» DIRECTION
Reproduce every entry that follows word for word, but omit the images.

» RECORDS SUPPLIED
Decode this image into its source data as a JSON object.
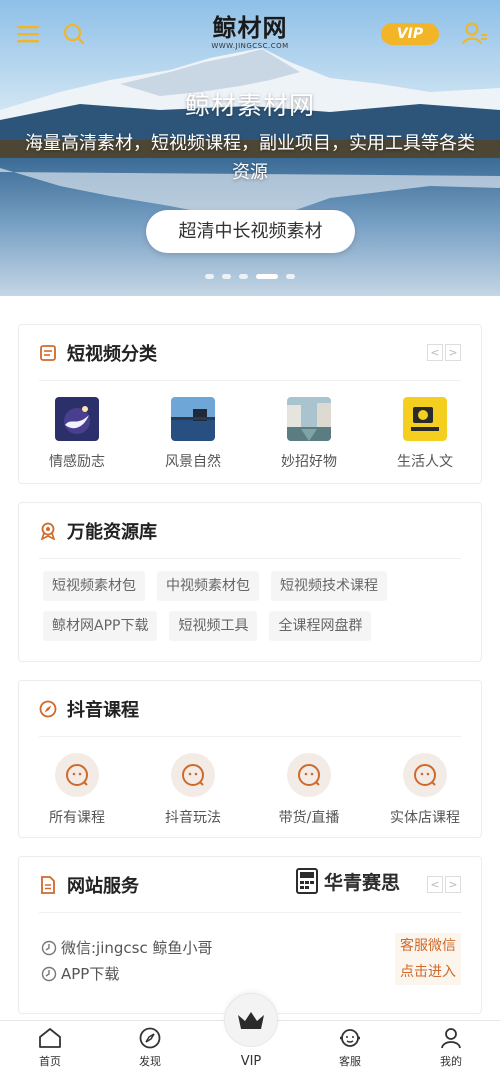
{
  "header": {
    "logo_title": "鲸材网",
    "logo_subtitle": "WWW.JINGCSC.COM",
    "vip_label": "VIP",
    "icons": [
      "menu-icon",
      "search-icon",
      "user-icon"
    ],
    "accent_color": "#f2b527"
  },
  "hero": {
    "title": "鲸材素材网",
    "description": "海量高清素材，短视频课程，副业项目，实用工具等各类资源",
    "cta": "超清中长视频素材",
    "slides_total": 5,
    "active_slide": 4
  },
  "short_video": {
    "title": "短视频分类",
    "pager_prev": "<",
    "pager_next": ">",
    "items": [
      {
        "label": "情感励志"
      },
      {
        "label": "风景自然"
      },
      {
        "label": "妙招好物"
      },
      {
        "label": "生活人文"
      }
    ]
  },
  "resources": {
    "title": "万能资源库",
    "rows": [
      [
        "短视频素材包",
        "中视频素材包",
        "短视频技术课程"
      ],
      [
        "鲸材网APP下载",
        "短视频工具",
        "全课程网盘群"
      ]
    ]
  },
  "douyin": {
    "title": "抖音课程",
    "items": [
      {
        "label": "所有课程"
      },
      {
        "label": "抖音玩法"
      },
      {
        "label": "带货/直播"
      },
      {
        "label": "实体店课程"
      }
    ]
  },
  "services": {
    "title": "网站服务",
    "wechat_line": "微信:jingcsc 鲸鱼小哥",
    "app_line": "APP下载",
    "wechat_button": "客服微信",
    "app_button": "点击进入",
    "pager_prev": "<",
    "pager_next": ">"
  },
  "watermark": {
    "text": "华青赛思"
  },
  "bottom_nav": {
    "home": "首页",
    "discover": "发现",
    "vip": "VIP",
    "service": "客服",
    "mine": "我的"
  },
  "colors": {
    "orange": "#d06a2a",
    "card_border": "#ececec"
  }
}
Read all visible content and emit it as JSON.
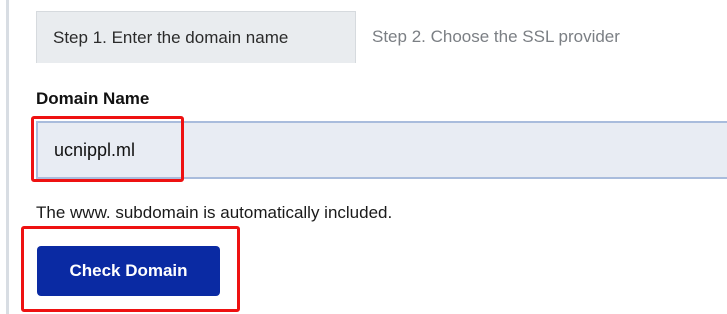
{
  "tabs": [
    {
      "label": "Step 1. Enter the domain name",
      "active": true
    },
    {
      "label": "Step 2. Choose the SSL provider",
      "active": false
    }
  ],
  "form": {
    "domain_label": "Domain Name",
    "domain_value": "ucnippl.ml",
    "hint": "The www. subdomain is automatically included.",
    "check_button_label": "Check Domain"
  },
  "colors": {
    "button_bg": "#0a2aa3",
    "highlight": "#ee1111",
    "input_bg": "#e8ecf3",
    "input_border": "#a9bcdc"
  }
}
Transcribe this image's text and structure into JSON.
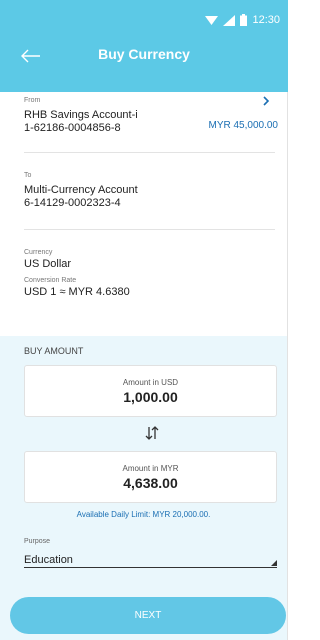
{
  "status_bar": {
    "time": "12:30"
  },
  "header": {
    "title": "Buy Currency"
  },
  "from": {
    "label": "From",
    "account_name": "RHB Savings Account-i",
    "account_number": "1-62186-0004856-8",
    "balance": "MYR 45,000.00"
  },
  "to": {
    "label": "To",
    "account_name": "Multi-Currency Account",
    "account_number": "6-14129-0002323-4"
  },
  "currency": {
    "label": "Currency",
    "value": "US Dollar",
    "rate_label": "Conversion Rate",
    "rate_value": "USD 1 ≈ MYR 4.6380"
  },
  "buy_amount": {
    "section_label": "BUY AMOUNT",
    "usd_label": "Amount in USD",
    "usd_value": "1,000.00",
    "myr_label": "Amount in MYR",
    "myr_value": "4,638.00",
    "limit_text": "Available Daily Limit: MYR 20,000.00."
  },
  "purpose": {
    "label": "Purpose",
    "value": "Education"
  },
  "next_button": {
    "label": "NEXT"
  },
  "colors": {
    "header": "#5cc9e6",
    "accent": "#1b6fb3",
    "panel": "#eaf7fc"
  }
}
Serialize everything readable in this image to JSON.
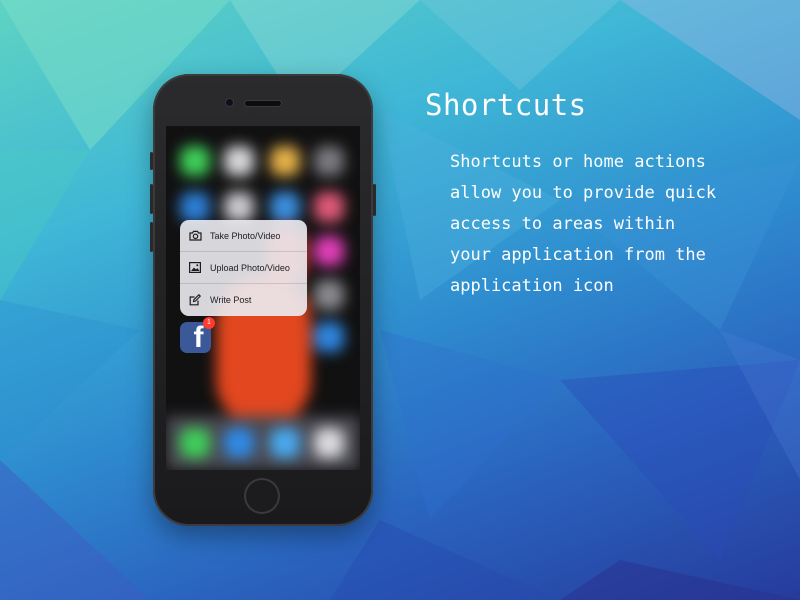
{
  "heading": {
    "title": "Shortcuts",
    "description_lines": [
      "Shortcuts or home actions",
      "allow you to provide quick",
      "access to areas within",
      "your application from the",
      "application icon"
    ]
  },
  "quick_actions": {
    "items": [
      {
        "label": "Take Photo/Video",
        "icon": "camera-icon"
      },
      {
        "label": "Upload Photo/Video",
        "icon": "photo-icon"
      },
      {
        "label": "Write Post",
        "icon": "compose-icon"
      }
    ]
  },
  "app_icon": {
    "icon": "facebook-app-icon",
    "letter": "f",
    "badge_count": "1",
    "brand_color": "#3b5998",
    "badge_color": "#ff3b30"
  }
}
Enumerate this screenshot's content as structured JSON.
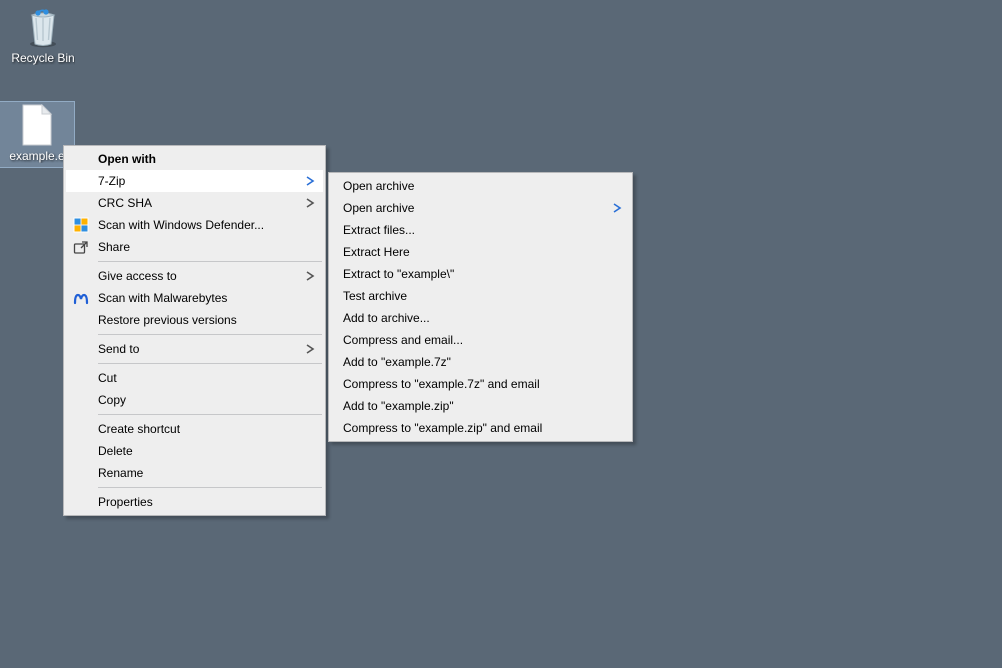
{
  "desktop": {
    "icons": [
      {
        "name": "recycle-bin",
        "label": "Recycle Bin"
      },
      {
        "name": "example-file",
        "label": "example.e"
      }
    ]
  },
  "context_menu": {
    "items": [
      {
        "label": "Open with",
        "bold": true
      },
      {
        "label": "7-Zip",
        "submenu": true,
        "hover": true
      },
      {
        "label": "CRC SHA",
        "submenu": true
      },
      {
        "label": "Scan with Windows Defender...",
        "icon": "shield"
      },
      {
        "label": "Share",
        "icon": "share"
      },
      {
        "label": "Give access to",
        "submenu": true
      },
      {
        "label": "Scan with Malwarebytes",
        "icon": "malwarebytes"
      },
      {
        "label": "Restore previous versions"
      },
      {
        "label": "Send to",
        "submenu": true
      },
      {
        "label": "Cut"
      },
      {
        "label": "Copy"
      },
      {
        "label": "Create shortcut"
      },
      {
        "label": "Delete"
      },
      {
        "label": "Rename"
      },
      {
        "label": "Properties"
      }
    ]
  },
  "submenu_7zip": {
    "items": [
      {
        "label": "Open archive"
      },
      {
        "label": "Open archive",
        "submenu": true
      },
      {
        "label": "Extract files..."
      },
      {
        "label": "Extract Here"
      },
      {
        "label": "Extract to \"example\\\""
      },
      {
        "label": "Test archive"
      },
      {
        "label": "Add to archive..."
      },
      {
        "label": "Compress and email..."
      },
      {
        "label": "Add to \"example.7z\""
      },
      {
        "label": "Compress to \"example.7z\" and email"
      },
      {
        "label": "Add to \"example.zip\""
      },
      {
        "label": "Compress to \"example.zip\" and email"
      }
    ]
  }
}
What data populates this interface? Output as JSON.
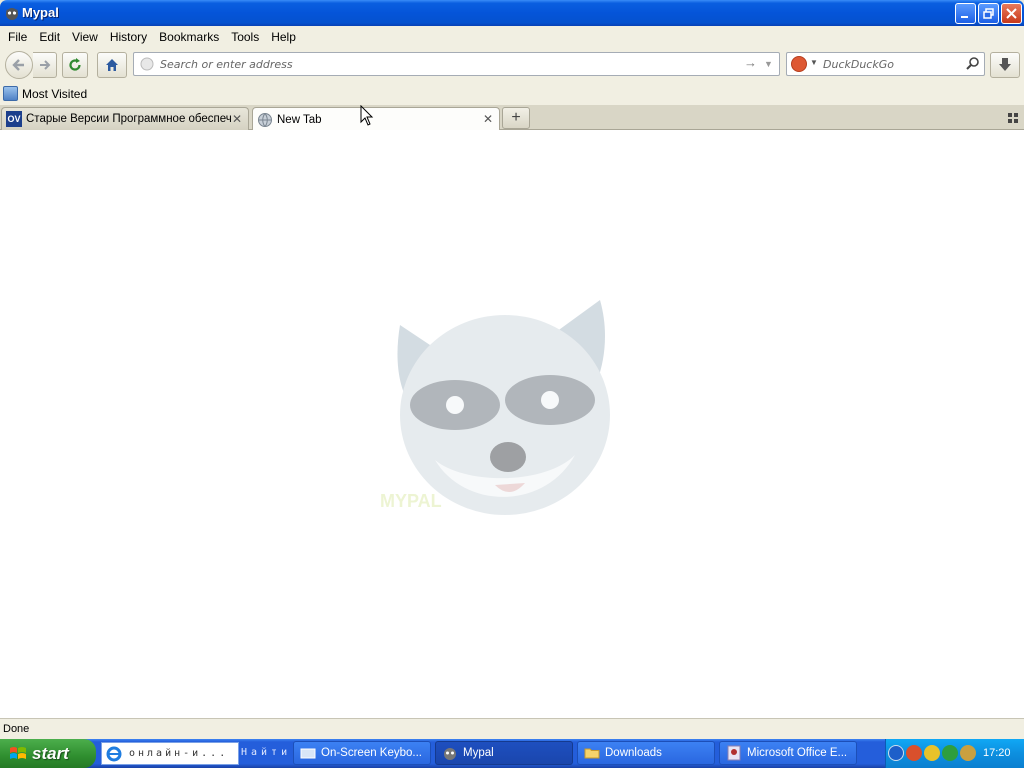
{
  "window": {
    "title": "Mypal"
  },
  "menu": [
    "File",
    "Edit",
    "View",
    "History",
    "Bookmarks",
    "Tools",
    "Help"
  ],
  "nav": {
    "url_placeholder": "Search or enter address",
    "search_placeholder": "DuckDuckGo"
  },
  "bookmarks": [
    {
      "label": "Most Visited"
    }
  ],
  "tabs": [
    {
      "label": "Старые Версии Программное обеспече...",
      "favicon": "OV",
      "active": false
    },
    {
      "label": "New Tab",
      "active": true
    }
  ],
  "content": {
    "mascot_caption": "MYPAL"
  },
  "status": {
    "text": "Done"
  },
  "taskbar": {
    "start_label": "start",
    "quicklaunch_text": "онлайн-и...",
    "find_label": "Найти",
    "tasks": [
      {
        "label": "On-Screen Keybo...",
        "icon": "keyboard-icon"
      },
      {
        "label": "Mypal",
        "icon": "mypal-icon",
        "active": true
      },
      {
        "label": "Downloads",
        "icon": "folder-icon"
      },
      {
        "label": "Microsoft Office E...",
        "icon": "office-icon"
      }
    ],
    "clock": "17:20"
  },
  "colors": {
    "accent": "#245edb",
    "start": "#2f8e2f",
    "tray": "#0d8fdf"
  }
}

» OUTPUT
Decode this image into its source data as a JSON object.
{
  "header": {
    "logo_title": "鲸材网",
    "logo_subtitle": "WWW.JINGCSC.COM",
    "vip_label": "VIP",
    "icons": [
      "menu-icon",
      "search-icon",
      "user-icon"
    ],
    "accent_color": "#f2b527"
  },
  "hero": {
    "title": "鲸材素材网",
    "description": "海量高清素材，短视频课程，副业项目，实用工具等各类资源",
    "cta": "超清中长视频素材",
    "slides_total": 5,
    "active_slide": 4
  },
  "short_video": {
    "title": "短视频分类",
    "pager_prev": "<",
    "pager_next": ">",
    "items": [
      {
        "label": "情感励志"
      },
      {
        "label": "风景自然"
      },
      {
        "label": "妙招好物"
      },
      {
        "label": "生活人文"
      }
    ]
  },
  "resources": {
    "title": "万能资源库",
    "rows": [
      [
        "短视频素材包",
        "中视频素材包",
        "短视频技术课程"
      ],
      [
        "鲸材网APP下载",
        "短视频工具",
        "全课程网盘群"
      ]
    ]
  },
  "douyin": {
    "title": "抖音课程",
    "items": [
      {
        "label": "所有课程"
      },
      {
        "label": "抖音玩法"
      },
      {
        "label": "带货/直播"
      },
      {
        "label": "实体店课程"
      }
    ]
  },
  "services": {
    "title": "网站服务",
    "wechat_line": "微信:jingcsc 鲸鱼小哥",
    "app_line": "APP下载",
    "wechat_button": "客服微信",
    "app_button": "点击进入",
    "pager_prev": "<",
    "pager_next": ">"
  },
  "watermark": {
    "text": "华青赛思"
  },
  "bottom_nav": {
    "home": "首页",
    "discover": "发现",
    "vip": "VIP",
    "service": "客服",
    "mine": "我的"
  },
  "colors": {
    "orange": "#d06a2a",
    "card_border": "#ececec"
  }
}
Read all visible content and emit it as JSON.
{
  "tabs": [
    {
      "label": "Step 1. Enter the domain name",
      "active": true
    },
    {
      "label": "Step 2. Choose the SSL provider",
      "active": false
    }
  ],
  "form": {
    "domain_label": "Domain Name",
    "domain_value": "ucnippl.ml",
    "hint": "The www. subdomain is automatically included.",
    "check_button_label": "Check Domain"
  },
  "colors": {
    "button_bg": "#0a2aa3",
    "highlight": "#ee1111",
    "input_bg": "#e8ecf3",
    "input_border": "#a9bcdc"
  }
}
Transcribe this image's text and structure into JSON.
{
  "status_bar": {
    "time": "12:30"
  },
  "header": {
    "title": "Buy Currency"
  },
  "from": {
    "label": "From",
    "account_name": "RHB Savings Account-i",
    "account_number": "1-62186-0004856-8",
    "balance": "MYR 45,000.00"
  },
  "to": {
    "label": "To",
    "account_name": "Multi-Currency Account",
    "account_number": "6-14129-0002323-4"
  },
  "currency": {
    "label": "Currency",
    "value": "US Dollar",
    "rate_label": "Conversion Rate",
    "rate_value": "USD 1 ≈ MYR 4.6380"
  },
  "buy_amount": {
    "section_label": "BUY AMOUNT",
    "usd_label": "Amount in USD",
    "usd_value": "1,000.00",
    "myr_label": "Amount in MYR",
    "myr_value": "4,638.00",
    "limit_text": "Available Daily Limit: MYR 20,000.00."
  },
  "purpose": {
    "label": "Purpose",
    "value": "Education"
  },
  "next_button": {
    "label": "NEXT"
  },
  "colors": {
    "header": "#5cc9e6",
    "accent": "#1b6fb3",
    "panel": "#eaf7fc"
  }
}
Serialize everything readable in this image to JSON.
{
  "heading": {
    "title": "Shortcuts",
    "description_lines": [
      "Shortcuts or home actions",
      "allow you to provide quick",
      "access to areas within",
      "your application from the",
      "application icon"
    ]
  },
  "quick_actions": {
    "items": [
      {
        "label": "Take Photo/Video",
        "icon": "camera-icon"
      },
      {
        "label": "Upload Photo/Video",
        "icon": "photo-icon"
      },
      {
        "label": "Write Post",
        "icon": "compose-icon"
      }
    ]
  },
  "app_icon": {
    "icon": "facebook-app-icon",
    "letter": "f",
    "badge_count": "1",
    "brand_color": "#3b5998",
    "badge_color": "#ff3b30"
  }
}
Enumerate this screenshot's content as structured JSON.
{
  "desktop": {
    "icons": [
      {
        "name": "recycle-bin",
        "label": "Recycle Bin"
      },
      {
        "name": "example-file",
        "label": "example.e"
      }
    ]
  },
  "context_menu": {
    "items": [
      {
        "label": "Open with",
        "bold": true
      },
      {
        "label": "7-Zip",
        "submenu": true,
        "hover": true
      },
      {
        "label": "CRC SHA",
        "submenu": true
      },
      {
        "label": "Scan with Windows Defender...",
        "icon": "shield"
      },
      {
        "label": "Share",
        "icon": "share"
      },
      {
        "label": "Give access to",
        "submenu": true
      },
      {
        "label": "Scan with Malwarebytes",
        "icon": "malwarebytes"
      },
      {
        "label": "Restore previous versions"
      },
      {
        "label": "Send to",
        "submenu": true
      },
      {
        "label": "Cut"
      },
      {
        "label": "Copy"
      },
      {
        "label": "Create shortcut"
      },
      {
        "label": "Delete"
      },
      {
        "label": "Rename"
      },
      {
        "label": "Properties"
      }
    ]
  },
  "submenu_7zip": {
    "items": [
      {
        "label": "Open archive"
      },
      {
        "label": "Open archive",
        "submenu": true
      },
      {
        "label": "Extract files..."
      },
      {
        "label": "Extract Here"
      },
      {
        "label": "Extract to \"example\\\""
      },
      {
        "label": "Test archive"
      },
      {
        "label": "Add to archive..."
      },
      {
        "label": "Compress and email..."
      },
      {
        "label": "Add to \"example.7z\""
      },
      {
        "label": "Compress to \"example.7z\" and email"
      },
      {
        "label": "Add to \"example.zip\""
      },
      {
        "label": "Compress to \"example.zip\" and email"
      }
    ]
  }
}
What data populates this interface? Output as JSON.
{
  "window": {
    "title": "Mypal"
  },
  "menu": [
    "File",
    "Edit",
    "View",
    "History",
    "Bookmarks",
    "Tools",
    "Help"
  ],
  "nav": {
    "url_placeholder": "Search or enter address",
    "search_placeholder": "DuckDuckGo"
  },
  "bookmarks": [
    {
      "label": "Most Visited"
    }
  ],
  "tabs": [
    {
      "label": "Старые Версии Программное обеспече...",
      "favicon": "OV",
      "active": false
    },
    {
      "label": "New Tab",
      "active": true
    }
  ],
  "content": {
    "mascot_caption": "MYPAL"
  },
  "status": {
    "text": "Done"
  },
  "taskbar": {
    "start_label": "start",
    "quicklaunch_text": "онлайн-и...",
    "find_label": "Найти",
    "tasks": [
      {
        "label": "On-Screen Keybo...",
        "icon": "keyboard-icon"
      },
      {
        "label": "Mypal",
        "icon": "mypal-icon",
        "active": true
      },
      {
        "label": "Downloads",
        "icon": "folder-icon"
      },
      {
        "label": "Microsoft Office E...",
        "icon": "office-icon"
      }
    ],
    "clock": "17:20"
  },
  "colors": {
    "accent": "#245edb",
    "start": "#2f8e2f",
    "tray": "#0d8fdf"
  }
}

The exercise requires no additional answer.